▶ [Directions for this task]: In the text below on cancer and stem cells, how much more likely are stem cell Polycomb group targets to have cancer-specific promoter DNA hypermethylation than non-targets?

I've been pointing out advances at the intersection of cancer and stem cell research in past months; it does look promising, especially now that we're moving into the era of "give me a clear marker on the cell and I can kill it safely with modern biotechnology." A large research infrastructure is presently dedicated to uncovering markers for stem cells as a part of learning how to use them for regenerative therapies - if that is also a path towards the defeat of cancer, so much the better.
It is plausible that our cancers are driven by errant stem cells, and that advancing biotechnology will let us effectively deal with those cells sooner rather than later. Perhaps the most encouraging possibility is that the bulk of cancers, or even increased risk of cancer, might come down to just a small cluster of possible mutations or epimutations:
When the teams compared patterns of gene activity in stem cells from healthy and cancerous tissue they found that those from cancers were often locked in a state in which they carry on multiplying as primitive stem cells, instead of maturing into specific tissues. ... When they're in this state they divide more, and in the process may accumulate additional mutations which ultimately turn them cancerous." From the original paper: "Embryonic stem cells rely on Polycomb group proteins to reversibly repress genes required for differentiation. We report that stem cell Polycomb group targets are up to 12-fold more likely to have cancer-specific promoter DNA hypermethylation than non-targets, supporting a stem cell origin of cancer in which reversible gene repression is replaced by permanent silencing, locking the cell into a perpetual state of self-renewal and thereby predisposing to subsequent malignant transformation.
If cancer results - or even only mostly results - from a single identifiable class of changes in stem cells, there won't be much cancer in the world 20 years from now. We can hope.
However, it is worth airing the skeptical viewpoint - which starts with the observation that next to nothing in the world of biochemistry is as simple as we would like it to be. Cells are hugely complex pieces of machinery, and that complexity is vastly multiplied by the ongoing interactions and lifecycles of trillions of cells in your body. The cancer stem cell skeptic acknowledges the research demonstrating the importance of stem cells to sustaining a cancer, but points out:
- Cancers are characterised by extremely rapid mutation and adaptation as the result of their fast growth and aggressive cell replication
- This is one of the reasons cancers are so hard to treat with more brute force techniques such as radiation and chemotherapy - cancer cell populations very quickly evolve resistance to most of what can (reasonably) safely be tried as a therapy in this arena
- There is no reason per se that this rapid mutation cannot include the mutation of normal cells into stem cells or stem-like states sufficiently empowered to support the cancer
- It is possible that many combinations of a small number of mutations exist to produce cells sufficiently stem-like to support a cancer - and are therefore likely to be created in a rapidly mutating cancer
- Therefore targeting stem cells may or may not be a more effective form of therapy in and of itself - a cancer might just evolve its way into replacing them with one of many different sorts of stem cells or stem-like cells based on new markers and mutations, just as it can evolve resistance to specific toxins
Given the present rate of progress, I think it unlikely that any debate over the effectiveness of identifying and targeting cancer stem cells will remain unsettled past 2012, five years from now. The first therapies based on present day approaches in the laboratory should be somewhere in late trials by that time, and a healthy weight of first results in humans already in hand.

▶ [Recorded data]:
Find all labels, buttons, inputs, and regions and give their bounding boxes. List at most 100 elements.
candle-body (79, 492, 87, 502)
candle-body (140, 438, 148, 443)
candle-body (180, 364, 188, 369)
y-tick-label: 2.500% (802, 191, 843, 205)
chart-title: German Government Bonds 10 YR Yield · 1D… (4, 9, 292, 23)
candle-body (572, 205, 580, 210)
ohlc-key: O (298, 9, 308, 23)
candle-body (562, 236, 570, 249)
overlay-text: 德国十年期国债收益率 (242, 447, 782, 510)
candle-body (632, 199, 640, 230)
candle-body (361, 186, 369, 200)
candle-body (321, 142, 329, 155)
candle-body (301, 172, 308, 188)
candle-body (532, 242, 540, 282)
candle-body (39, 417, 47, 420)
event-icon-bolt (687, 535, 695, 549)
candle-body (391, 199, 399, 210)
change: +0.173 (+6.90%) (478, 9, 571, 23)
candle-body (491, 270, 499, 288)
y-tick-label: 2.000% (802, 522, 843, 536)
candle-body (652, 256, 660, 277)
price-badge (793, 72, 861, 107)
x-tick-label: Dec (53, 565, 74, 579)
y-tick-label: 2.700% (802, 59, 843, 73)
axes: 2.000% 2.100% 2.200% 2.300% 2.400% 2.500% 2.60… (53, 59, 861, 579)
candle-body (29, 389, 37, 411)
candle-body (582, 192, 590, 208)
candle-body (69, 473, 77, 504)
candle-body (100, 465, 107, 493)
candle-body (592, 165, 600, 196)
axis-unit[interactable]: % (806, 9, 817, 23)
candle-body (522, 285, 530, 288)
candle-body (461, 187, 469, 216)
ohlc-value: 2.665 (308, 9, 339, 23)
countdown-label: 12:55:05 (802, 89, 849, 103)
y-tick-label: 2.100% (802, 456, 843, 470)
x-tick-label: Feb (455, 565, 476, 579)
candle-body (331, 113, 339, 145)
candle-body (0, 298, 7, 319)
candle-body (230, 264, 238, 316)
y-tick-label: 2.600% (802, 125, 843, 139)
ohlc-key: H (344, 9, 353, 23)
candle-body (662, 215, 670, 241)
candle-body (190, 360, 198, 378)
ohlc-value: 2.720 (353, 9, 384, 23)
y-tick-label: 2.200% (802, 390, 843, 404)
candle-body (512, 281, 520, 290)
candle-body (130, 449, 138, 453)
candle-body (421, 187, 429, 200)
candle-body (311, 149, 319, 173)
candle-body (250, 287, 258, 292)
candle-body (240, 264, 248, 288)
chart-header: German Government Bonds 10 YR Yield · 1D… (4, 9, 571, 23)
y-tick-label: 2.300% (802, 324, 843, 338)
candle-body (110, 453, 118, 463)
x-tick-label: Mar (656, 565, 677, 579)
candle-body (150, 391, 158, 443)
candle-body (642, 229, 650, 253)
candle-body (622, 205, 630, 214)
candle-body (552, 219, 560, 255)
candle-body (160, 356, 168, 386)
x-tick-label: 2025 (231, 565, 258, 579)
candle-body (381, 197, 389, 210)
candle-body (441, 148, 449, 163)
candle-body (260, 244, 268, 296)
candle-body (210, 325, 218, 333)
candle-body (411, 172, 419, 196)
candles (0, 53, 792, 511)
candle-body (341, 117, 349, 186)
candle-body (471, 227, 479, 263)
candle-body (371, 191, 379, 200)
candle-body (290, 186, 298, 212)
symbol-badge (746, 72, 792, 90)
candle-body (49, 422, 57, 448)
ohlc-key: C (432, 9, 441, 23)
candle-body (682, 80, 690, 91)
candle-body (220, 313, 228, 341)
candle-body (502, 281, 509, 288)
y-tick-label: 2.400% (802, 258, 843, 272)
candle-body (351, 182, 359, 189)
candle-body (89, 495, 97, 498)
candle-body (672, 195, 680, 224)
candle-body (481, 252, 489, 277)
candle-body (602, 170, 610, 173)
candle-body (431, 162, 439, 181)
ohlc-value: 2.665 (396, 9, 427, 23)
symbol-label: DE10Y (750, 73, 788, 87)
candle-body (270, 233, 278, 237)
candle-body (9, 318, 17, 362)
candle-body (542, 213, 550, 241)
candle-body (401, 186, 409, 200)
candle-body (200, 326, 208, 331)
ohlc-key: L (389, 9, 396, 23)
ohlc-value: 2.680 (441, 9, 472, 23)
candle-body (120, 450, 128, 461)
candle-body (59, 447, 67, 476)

▶ [Task solution]: Up to 12-fold more likely.